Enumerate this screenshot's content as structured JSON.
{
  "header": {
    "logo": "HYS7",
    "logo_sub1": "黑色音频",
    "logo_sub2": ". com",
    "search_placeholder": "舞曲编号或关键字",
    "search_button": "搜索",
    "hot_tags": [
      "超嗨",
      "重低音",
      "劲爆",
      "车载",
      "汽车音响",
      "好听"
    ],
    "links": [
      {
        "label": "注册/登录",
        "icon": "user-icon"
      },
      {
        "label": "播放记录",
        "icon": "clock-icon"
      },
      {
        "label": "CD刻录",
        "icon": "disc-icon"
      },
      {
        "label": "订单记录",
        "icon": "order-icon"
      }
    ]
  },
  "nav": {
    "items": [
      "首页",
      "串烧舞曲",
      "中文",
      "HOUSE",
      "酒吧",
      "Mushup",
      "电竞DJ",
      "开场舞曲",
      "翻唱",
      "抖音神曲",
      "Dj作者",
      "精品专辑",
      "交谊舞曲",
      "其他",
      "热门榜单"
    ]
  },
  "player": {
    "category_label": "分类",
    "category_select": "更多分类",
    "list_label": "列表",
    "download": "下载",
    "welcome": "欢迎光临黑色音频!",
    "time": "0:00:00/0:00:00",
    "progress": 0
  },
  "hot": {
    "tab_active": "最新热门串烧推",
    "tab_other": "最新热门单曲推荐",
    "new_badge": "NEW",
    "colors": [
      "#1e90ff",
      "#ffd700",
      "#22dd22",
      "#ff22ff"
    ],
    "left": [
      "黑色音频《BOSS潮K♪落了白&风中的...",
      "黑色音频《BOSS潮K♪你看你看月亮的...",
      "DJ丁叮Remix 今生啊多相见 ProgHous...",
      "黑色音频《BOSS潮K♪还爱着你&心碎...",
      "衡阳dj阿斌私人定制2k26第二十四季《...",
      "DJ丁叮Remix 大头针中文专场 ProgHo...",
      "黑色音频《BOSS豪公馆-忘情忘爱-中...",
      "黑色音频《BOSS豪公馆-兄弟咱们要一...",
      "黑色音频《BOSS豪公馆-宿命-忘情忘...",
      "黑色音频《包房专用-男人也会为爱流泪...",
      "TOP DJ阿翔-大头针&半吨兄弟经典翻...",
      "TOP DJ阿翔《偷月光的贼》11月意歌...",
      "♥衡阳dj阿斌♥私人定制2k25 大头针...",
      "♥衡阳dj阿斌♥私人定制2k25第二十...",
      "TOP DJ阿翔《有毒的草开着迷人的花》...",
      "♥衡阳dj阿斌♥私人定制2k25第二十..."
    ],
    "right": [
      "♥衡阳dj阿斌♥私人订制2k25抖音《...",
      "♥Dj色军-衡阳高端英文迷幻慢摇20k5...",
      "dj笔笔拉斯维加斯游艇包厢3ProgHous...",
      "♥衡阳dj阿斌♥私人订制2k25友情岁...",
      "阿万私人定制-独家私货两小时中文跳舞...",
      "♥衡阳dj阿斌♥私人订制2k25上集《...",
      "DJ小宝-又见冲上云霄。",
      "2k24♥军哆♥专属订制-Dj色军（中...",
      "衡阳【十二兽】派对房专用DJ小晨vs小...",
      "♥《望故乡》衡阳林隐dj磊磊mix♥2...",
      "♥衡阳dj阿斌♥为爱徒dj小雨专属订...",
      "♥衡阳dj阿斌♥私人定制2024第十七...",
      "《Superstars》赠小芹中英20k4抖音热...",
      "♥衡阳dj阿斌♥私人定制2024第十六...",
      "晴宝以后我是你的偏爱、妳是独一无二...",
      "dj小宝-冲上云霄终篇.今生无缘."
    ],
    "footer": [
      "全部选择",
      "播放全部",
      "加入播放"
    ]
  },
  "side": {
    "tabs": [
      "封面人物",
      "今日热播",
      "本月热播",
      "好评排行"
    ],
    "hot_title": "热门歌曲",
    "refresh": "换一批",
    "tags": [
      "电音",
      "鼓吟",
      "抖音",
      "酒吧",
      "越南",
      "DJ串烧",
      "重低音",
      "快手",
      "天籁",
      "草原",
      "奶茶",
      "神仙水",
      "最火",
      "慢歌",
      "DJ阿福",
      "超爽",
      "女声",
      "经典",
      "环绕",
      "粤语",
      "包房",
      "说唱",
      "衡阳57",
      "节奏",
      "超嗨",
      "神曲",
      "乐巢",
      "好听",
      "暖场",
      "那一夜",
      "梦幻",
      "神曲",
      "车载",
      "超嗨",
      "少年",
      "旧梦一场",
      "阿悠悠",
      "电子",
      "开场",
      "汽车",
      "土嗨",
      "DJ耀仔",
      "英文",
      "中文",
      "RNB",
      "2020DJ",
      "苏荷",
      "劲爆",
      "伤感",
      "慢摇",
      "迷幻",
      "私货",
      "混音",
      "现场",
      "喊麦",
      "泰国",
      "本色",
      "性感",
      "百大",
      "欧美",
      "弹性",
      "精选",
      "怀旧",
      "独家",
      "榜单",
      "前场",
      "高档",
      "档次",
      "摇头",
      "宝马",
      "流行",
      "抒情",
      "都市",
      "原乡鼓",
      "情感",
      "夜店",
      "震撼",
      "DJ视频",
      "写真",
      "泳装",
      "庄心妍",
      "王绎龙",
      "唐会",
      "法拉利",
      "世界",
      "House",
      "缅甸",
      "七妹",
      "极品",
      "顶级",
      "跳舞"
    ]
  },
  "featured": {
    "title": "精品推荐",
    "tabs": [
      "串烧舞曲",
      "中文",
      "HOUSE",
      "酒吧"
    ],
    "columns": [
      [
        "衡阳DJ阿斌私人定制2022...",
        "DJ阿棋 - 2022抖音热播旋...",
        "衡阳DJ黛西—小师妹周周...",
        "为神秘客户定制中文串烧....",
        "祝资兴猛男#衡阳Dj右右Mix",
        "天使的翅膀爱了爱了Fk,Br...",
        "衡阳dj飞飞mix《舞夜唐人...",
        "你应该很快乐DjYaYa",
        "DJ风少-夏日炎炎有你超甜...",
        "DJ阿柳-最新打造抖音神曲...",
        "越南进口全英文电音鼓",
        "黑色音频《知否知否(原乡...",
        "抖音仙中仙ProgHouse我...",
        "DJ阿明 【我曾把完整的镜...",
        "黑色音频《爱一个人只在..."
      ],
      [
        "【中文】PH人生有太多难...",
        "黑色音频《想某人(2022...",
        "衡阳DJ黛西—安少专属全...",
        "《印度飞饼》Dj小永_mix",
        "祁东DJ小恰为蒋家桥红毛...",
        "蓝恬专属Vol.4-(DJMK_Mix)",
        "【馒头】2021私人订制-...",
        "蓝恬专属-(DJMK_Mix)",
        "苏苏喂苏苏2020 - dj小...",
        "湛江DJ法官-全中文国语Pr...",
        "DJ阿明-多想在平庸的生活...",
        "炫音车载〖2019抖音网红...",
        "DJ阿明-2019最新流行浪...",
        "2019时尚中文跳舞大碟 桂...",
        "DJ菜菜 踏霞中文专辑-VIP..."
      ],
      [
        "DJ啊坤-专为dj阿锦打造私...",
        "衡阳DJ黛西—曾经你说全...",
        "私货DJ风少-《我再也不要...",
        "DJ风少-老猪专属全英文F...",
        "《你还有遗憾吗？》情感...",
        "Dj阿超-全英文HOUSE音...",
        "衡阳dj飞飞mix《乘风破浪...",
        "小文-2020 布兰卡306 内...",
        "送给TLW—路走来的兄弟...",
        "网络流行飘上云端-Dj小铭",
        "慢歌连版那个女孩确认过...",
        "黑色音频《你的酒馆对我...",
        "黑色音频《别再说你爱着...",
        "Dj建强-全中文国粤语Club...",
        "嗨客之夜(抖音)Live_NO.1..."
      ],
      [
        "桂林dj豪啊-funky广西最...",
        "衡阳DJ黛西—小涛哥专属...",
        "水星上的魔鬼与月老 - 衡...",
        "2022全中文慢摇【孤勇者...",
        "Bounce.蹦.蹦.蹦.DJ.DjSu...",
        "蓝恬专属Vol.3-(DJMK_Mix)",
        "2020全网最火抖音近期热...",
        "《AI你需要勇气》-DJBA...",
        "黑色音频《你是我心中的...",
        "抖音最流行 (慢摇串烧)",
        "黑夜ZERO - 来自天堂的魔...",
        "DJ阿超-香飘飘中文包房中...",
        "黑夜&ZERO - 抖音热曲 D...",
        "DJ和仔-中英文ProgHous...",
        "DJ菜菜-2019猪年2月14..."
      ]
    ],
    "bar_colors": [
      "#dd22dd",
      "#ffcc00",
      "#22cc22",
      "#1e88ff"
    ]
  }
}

==

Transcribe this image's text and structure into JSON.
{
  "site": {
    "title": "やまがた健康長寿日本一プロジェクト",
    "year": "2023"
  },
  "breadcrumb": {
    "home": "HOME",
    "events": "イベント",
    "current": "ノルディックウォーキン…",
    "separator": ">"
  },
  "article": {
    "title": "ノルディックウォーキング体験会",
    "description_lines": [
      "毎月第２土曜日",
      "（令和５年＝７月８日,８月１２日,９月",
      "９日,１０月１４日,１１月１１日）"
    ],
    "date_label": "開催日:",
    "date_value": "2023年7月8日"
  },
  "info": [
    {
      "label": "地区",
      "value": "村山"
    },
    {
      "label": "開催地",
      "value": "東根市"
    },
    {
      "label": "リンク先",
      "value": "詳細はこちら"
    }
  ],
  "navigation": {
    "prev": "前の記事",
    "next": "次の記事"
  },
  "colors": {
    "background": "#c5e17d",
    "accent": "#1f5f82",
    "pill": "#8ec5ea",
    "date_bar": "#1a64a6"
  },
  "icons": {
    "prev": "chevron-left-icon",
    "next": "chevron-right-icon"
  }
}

▶ _WORK TO BE COMPLETED_:
Check every line of the entries above for the word "DJ阿翔" and report how many lines contain it, giving the number only.

▶ _TASK SOLUTION_:
3